Collected data entries:
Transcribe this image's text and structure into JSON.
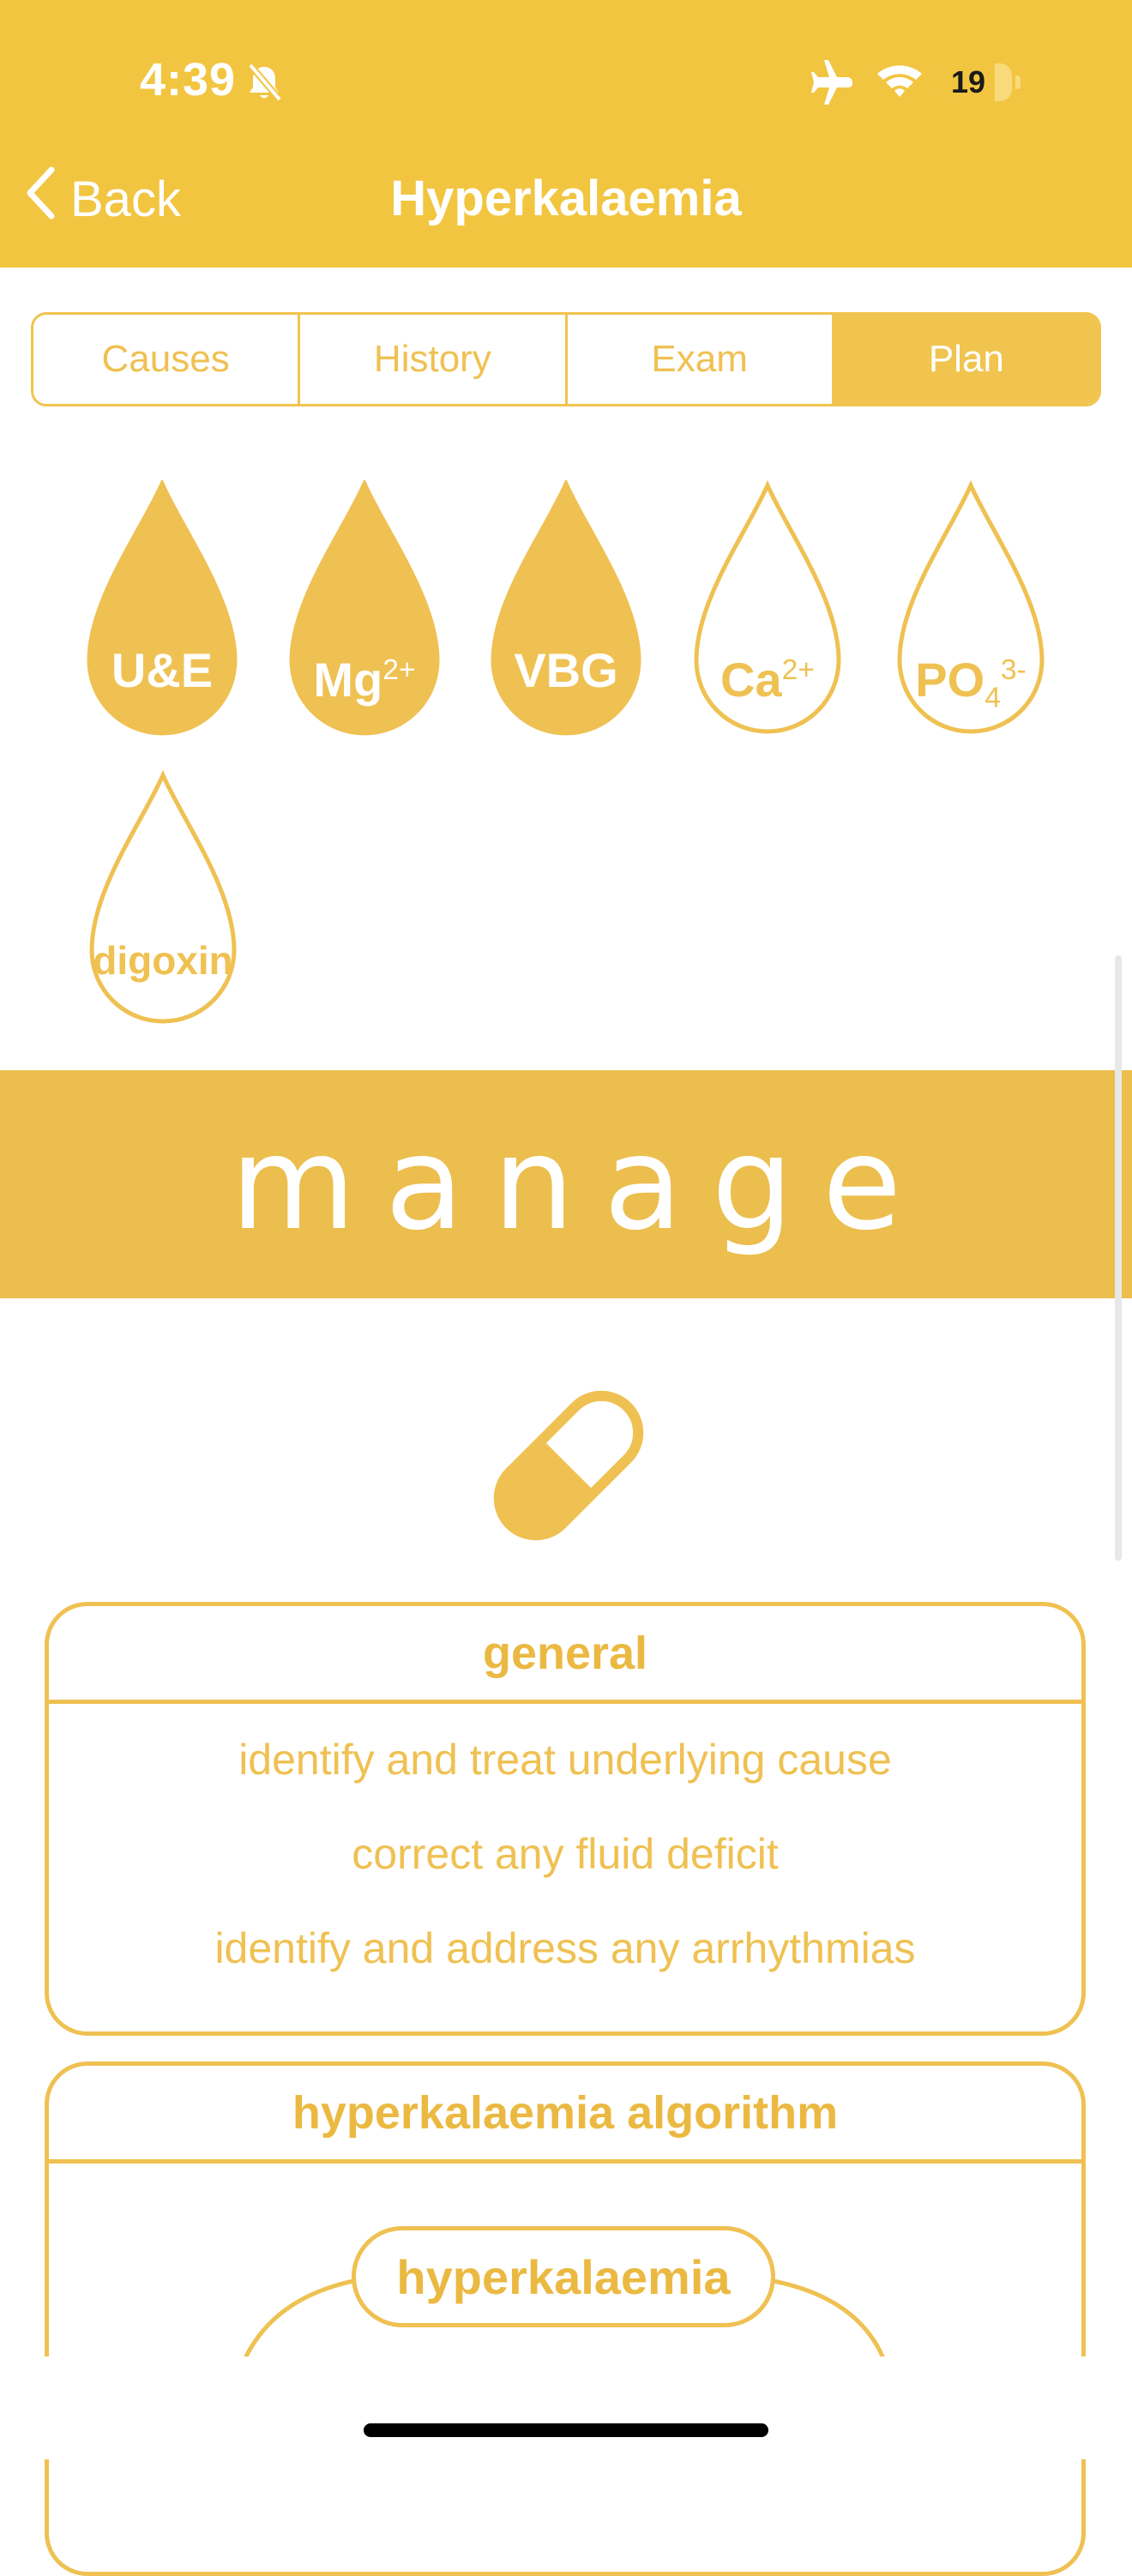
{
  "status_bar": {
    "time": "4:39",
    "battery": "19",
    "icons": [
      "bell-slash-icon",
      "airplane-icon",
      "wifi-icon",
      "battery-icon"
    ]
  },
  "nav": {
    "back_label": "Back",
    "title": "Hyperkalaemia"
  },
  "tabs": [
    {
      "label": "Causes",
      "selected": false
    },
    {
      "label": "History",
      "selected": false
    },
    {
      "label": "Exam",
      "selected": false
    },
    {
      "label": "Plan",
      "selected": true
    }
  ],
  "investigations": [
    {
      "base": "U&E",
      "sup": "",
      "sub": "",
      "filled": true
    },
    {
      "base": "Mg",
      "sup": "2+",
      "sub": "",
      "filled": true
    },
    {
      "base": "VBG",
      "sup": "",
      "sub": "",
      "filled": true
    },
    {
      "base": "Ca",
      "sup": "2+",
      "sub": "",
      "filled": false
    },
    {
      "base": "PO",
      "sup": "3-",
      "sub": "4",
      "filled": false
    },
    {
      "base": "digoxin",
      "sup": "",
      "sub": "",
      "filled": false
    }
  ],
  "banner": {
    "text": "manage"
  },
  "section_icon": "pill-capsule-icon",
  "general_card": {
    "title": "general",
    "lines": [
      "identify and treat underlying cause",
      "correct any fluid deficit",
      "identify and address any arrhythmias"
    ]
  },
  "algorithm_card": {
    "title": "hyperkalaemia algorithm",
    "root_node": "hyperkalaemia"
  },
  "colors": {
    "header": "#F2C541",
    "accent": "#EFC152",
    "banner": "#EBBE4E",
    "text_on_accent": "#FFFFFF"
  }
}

Directive: Set out every line from the material that contains the string "identify".

The answer:
      "identify and treat underlying cause",
      "identify and address any arrhythmias"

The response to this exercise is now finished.